**Records for the task**:

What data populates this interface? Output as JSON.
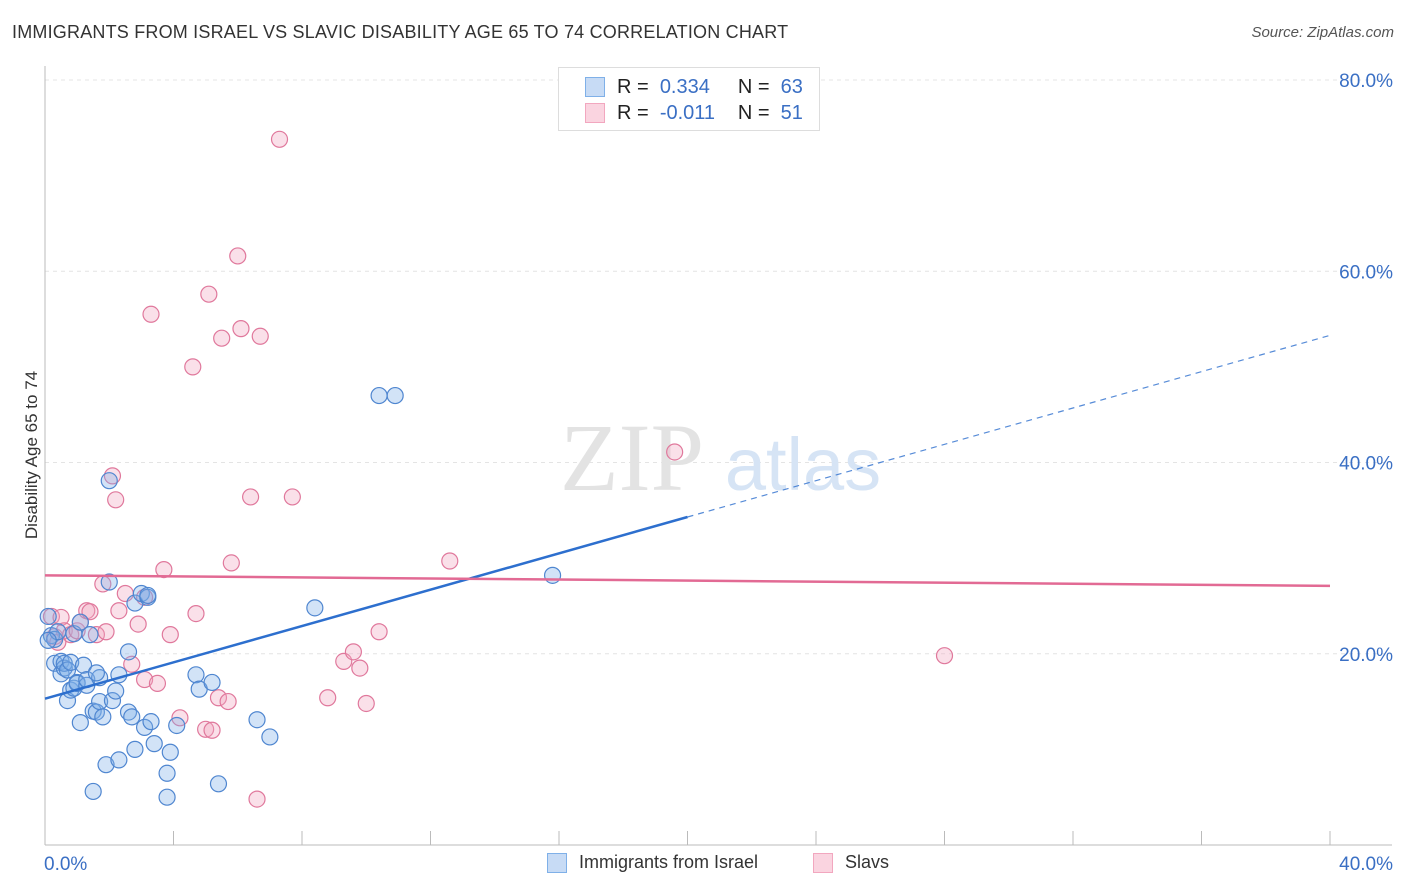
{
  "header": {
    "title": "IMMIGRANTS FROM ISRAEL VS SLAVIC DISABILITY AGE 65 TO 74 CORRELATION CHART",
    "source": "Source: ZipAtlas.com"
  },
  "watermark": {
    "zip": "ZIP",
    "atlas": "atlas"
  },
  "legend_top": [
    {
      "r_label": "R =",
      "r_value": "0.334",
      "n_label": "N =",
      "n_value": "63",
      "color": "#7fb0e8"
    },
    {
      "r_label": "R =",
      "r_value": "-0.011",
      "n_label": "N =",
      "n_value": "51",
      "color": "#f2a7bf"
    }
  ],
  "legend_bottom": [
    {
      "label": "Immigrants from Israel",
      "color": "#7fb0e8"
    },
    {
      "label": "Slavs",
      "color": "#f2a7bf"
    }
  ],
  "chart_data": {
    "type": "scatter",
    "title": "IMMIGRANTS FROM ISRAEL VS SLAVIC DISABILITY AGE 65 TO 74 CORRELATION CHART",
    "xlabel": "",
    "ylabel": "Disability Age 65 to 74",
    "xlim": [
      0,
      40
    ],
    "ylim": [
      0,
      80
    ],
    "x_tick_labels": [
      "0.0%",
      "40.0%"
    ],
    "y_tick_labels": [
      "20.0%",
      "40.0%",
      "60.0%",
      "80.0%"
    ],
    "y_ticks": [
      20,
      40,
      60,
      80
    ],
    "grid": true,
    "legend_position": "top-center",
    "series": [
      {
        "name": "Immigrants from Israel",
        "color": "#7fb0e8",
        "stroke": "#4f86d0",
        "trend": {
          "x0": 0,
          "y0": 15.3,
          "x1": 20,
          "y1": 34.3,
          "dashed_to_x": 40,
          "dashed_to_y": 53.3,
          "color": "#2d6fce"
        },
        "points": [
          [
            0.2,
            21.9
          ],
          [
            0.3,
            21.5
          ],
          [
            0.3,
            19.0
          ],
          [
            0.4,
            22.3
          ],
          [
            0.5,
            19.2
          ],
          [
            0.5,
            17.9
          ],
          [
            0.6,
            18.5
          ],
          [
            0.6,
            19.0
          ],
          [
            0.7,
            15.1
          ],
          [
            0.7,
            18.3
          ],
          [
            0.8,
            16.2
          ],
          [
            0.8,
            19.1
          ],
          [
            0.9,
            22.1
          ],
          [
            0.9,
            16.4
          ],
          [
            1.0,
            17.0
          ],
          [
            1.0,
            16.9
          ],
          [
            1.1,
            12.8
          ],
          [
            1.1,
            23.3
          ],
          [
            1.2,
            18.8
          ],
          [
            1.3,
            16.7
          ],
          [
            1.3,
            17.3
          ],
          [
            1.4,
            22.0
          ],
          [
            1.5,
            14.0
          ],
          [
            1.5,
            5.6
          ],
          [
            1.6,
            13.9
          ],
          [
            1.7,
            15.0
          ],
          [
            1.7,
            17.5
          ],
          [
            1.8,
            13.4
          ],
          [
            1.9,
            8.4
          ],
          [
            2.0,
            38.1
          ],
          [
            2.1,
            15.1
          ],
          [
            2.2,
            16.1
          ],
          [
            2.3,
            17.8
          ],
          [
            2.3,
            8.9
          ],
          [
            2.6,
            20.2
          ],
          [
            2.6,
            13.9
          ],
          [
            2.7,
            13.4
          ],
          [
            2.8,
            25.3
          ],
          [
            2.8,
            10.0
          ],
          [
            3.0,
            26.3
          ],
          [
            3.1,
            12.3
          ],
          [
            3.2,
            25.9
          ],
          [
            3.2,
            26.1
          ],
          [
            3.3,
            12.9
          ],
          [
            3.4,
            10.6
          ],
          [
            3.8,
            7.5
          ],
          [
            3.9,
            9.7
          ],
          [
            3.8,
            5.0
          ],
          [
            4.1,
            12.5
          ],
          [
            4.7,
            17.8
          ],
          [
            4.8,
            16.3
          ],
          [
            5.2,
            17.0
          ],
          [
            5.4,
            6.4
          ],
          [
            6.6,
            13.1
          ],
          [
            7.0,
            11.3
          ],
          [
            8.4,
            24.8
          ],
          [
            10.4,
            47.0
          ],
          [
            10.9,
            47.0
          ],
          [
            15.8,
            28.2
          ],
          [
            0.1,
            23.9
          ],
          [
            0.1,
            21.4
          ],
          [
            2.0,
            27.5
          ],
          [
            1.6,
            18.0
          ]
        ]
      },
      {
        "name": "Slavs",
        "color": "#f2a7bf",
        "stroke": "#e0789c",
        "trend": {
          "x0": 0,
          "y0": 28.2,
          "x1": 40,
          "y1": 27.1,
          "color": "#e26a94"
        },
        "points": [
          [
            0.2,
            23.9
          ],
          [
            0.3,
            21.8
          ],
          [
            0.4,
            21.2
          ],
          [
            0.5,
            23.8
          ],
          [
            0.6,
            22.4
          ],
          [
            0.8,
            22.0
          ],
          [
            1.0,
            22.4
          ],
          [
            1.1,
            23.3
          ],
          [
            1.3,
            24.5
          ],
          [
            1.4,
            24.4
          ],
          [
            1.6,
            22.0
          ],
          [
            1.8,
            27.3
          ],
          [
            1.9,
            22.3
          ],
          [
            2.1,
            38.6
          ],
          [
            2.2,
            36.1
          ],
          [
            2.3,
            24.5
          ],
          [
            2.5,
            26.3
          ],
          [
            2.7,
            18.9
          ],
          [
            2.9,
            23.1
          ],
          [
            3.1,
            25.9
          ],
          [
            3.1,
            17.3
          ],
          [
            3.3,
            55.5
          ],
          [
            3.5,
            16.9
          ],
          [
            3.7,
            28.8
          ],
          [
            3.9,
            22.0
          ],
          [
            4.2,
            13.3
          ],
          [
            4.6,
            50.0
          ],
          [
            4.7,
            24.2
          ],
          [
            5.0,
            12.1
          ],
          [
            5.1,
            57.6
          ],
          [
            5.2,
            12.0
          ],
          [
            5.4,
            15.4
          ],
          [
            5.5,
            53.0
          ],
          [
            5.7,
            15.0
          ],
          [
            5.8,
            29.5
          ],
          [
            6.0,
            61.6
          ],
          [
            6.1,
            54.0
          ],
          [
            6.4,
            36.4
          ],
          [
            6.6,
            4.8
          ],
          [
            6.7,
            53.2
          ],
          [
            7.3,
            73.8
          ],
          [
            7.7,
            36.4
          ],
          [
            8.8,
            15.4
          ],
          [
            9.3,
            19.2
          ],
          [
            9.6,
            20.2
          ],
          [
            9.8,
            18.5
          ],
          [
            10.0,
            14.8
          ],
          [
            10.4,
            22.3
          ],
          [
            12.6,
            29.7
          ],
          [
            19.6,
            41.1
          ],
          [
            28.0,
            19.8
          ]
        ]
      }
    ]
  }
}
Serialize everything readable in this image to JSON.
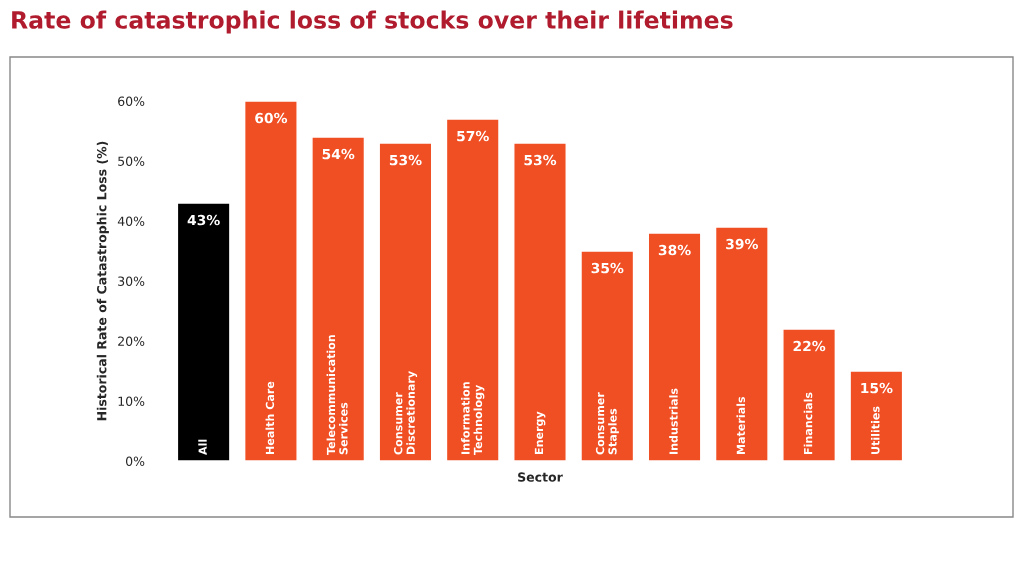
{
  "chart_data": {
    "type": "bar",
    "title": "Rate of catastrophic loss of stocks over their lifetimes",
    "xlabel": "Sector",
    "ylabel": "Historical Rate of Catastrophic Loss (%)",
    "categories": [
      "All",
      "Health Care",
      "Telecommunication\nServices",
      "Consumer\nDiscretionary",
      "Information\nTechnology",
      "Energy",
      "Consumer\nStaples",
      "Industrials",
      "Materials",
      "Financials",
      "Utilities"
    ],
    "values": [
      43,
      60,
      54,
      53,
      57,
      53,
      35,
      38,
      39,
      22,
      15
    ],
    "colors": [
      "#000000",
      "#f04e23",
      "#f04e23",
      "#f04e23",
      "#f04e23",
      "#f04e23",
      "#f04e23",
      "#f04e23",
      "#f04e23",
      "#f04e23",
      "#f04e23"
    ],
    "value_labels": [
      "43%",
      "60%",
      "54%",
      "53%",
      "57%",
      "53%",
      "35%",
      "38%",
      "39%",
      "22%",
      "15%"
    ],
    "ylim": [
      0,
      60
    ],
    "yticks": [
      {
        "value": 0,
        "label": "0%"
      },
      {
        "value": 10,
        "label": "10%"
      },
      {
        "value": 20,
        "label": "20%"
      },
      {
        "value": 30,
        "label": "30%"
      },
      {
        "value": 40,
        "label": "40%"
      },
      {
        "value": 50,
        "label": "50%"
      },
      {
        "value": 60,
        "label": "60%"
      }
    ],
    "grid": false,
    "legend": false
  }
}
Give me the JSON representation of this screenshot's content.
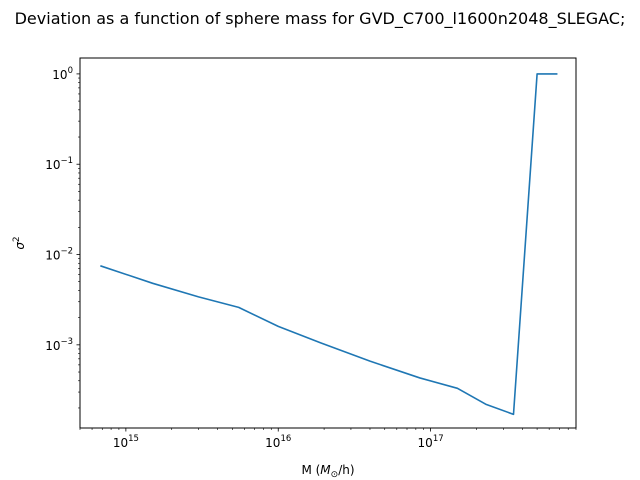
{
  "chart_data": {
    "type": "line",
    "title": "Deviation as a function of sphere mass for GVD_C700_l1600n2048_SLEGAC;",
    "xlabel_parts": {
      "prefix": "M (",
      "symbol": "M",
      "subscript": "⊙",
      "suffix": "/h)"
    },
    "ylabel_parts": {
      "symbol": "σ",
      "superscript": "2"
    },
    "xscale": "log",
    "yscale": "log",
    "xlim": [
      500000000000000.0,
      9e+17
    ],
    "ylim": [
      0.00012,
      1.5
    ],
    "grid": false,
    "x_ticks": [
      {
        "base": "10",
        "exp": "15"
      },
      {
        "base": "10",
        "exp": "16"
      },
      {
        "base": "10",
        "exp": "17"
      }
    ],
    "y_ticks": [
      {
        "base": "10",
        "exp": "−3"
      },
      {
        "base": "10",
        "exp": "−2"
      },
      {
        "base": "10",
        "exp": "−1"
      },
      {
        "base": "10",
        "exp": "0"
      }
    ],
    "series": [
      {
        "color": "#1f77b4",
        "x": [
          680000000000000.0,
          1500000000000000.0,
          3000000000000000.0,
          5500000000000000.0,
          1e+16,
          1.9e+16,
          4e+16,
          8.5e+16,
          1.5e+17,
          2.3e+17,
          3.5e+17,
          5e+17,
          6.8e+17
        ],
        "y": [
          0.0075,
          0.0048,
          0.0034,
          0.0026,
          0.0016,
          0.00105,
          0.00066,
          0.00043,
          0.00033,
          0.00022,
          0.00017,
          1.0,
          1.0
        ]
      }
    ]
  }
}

**Do this**:
Pick out, from the lines above, every one that contains the string "name".

**Completed exercise**:
        "name": "Immigrants from Israel",
        "name": "Slavs",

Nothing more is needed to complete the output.